#### Exercise objective:
Which lines have the string "Таким"? Copy all of them from the entries below.

#### Listing:
----------------

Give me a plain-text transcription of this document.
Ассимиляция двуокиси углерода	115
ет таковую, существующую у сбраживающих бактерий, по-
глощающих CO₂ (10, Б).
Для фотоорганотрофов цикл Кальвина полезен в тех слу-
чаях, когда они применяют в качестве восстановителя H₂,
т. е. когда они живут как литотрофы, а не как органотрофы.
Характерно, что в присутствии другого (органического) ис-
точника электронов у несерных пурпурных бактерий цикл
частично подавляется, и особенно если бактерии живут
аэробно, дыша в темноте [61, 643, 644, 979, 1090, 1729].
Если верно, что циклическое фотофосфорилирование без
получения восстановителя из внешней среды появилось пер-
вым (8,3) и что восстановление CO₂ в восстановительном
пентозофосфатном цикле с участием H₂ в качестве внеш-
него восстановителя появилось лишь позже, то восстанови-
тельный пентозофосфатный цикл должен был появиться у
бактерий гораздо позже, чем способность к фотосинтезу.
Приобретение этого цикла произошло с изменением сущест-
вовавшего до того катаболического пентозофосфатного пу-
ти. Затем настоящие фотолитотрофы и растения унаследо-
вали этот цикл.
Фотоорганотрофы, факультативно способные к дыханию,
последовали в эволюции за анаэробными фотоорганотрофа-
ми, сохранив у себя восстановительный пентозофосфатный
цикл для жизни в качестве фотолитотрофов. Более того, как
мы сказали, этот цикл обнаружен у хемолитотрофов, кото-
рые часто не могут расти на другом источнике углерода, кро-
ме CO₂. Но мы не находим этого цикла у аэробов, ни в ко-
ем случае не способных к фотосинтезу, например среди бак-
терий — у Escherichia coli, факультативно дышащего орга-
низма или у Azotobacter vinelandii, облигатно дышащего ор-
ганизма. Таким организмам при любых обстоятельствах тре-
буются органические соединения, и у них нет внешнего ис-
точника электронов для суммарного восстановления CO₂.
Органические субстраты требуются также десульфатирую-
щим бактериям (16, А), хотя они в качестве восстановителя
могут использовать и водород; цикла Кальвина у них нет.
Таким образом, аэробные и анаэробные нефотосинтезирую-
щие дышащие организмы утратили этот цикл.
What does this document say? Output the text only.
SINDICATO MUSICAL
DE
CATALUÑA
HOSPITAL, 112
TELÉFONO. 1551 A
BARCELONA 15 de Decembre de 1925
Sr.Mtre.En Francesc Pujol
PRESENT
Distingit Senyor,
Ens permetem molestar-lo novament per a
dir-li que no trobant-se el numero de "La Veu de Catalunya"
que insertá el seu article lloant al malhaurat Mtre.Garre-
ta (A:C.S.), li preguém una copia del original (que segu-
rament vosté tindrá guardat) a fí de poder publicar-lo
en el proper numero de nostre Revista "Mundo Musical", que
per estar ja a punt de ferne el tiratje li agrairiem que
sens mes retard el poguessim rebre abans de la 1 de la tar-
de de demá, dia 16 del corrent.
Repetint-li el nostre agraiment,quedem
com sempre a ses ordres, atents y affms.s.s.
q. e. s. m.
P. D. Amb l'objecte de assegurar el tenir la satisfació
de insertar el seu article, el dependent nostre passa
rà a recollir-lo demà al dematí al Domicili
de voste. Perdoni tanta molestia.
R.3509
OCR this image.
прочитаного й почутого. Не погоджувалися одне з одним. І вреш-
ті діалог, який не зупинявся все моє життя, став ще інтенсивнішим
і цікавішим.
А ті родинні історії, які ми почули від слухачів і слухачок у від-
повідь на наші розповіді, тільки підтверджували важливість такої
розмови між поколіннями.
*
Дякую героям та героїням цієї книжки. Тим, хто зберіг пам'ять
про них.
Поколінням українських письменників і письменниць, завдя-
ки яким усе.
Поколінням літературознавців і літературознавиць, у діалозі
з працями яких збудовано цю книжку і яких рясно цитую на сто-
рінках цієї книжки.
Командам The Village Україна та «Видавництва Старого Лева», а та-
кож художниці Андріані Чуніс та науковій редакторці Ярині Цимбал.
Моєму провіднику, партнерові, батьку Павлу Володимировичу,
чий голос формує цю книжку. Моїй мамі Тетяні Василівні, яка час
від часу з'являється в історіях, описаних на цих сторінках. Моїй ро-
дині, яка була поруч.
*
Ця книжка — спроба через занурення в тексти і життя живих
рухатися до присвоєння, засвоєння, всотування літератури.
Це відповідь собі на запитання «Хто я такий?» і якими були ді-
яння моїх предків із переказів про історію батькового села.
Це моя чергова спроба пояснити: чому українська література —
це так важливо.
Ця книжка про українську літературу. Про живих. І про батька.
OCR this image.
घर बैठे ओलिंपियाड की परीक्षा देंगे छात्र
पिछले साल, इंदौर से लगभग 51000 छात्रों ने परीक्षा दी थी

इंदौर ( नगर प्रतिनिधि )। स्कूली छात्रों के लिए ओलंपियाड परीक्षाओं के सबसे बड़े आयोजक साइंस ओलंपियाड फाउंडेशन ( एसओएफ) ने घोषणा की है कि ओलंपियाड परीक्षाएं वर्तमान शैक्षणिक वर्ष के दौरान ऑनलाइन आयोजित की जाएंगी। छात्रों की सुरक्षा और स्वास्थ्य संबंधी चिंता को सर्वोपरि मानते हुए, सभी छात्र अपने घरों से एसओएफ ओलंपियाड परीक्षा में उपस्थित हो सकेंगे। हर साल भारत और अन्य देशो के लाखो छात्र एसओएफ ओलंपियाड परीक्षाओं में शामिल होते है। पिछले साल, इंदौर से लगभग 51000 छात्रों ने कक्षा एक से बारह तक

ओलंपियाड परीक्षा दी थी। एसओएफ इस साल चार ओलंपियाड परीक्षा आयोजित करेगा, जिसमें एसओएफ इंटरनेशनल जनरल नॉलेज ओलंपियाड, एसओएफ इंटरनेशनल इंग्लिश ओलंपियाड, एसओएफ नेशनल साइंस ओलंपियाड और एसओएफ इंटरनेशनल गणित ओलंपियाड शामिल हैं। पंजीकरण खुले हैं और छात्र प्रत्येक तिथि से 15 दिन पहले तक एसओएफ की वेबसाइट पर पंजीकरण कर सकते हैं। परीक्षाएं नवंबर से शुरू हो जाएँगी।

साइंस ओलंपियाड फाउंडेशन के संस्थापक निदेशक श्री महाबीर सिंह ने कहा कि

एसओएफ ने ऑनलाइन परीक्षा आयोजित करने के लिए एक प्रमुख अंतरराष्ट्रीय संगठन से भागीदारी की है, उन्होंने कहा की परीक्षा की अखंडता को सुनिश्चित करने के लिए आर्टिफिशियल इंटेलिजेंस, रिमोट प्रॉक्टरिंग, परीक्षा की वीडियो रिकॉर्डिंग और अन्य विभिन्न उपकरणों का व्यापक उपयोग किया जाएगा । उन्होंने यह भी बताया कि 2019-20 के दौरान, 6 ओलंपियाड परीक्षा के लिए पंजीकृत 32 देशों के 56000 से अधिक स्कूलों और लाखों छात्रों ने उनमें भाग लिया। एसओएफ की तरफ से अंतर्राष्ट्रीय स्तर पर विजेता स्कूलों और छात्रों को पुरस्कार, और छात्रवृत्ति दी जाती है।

----------------

#### Task answer:
ганизма. Таким организмам при любых обстоятельствах тре-
Таким образом, аэробные и анаэробные нефотосинтезирую-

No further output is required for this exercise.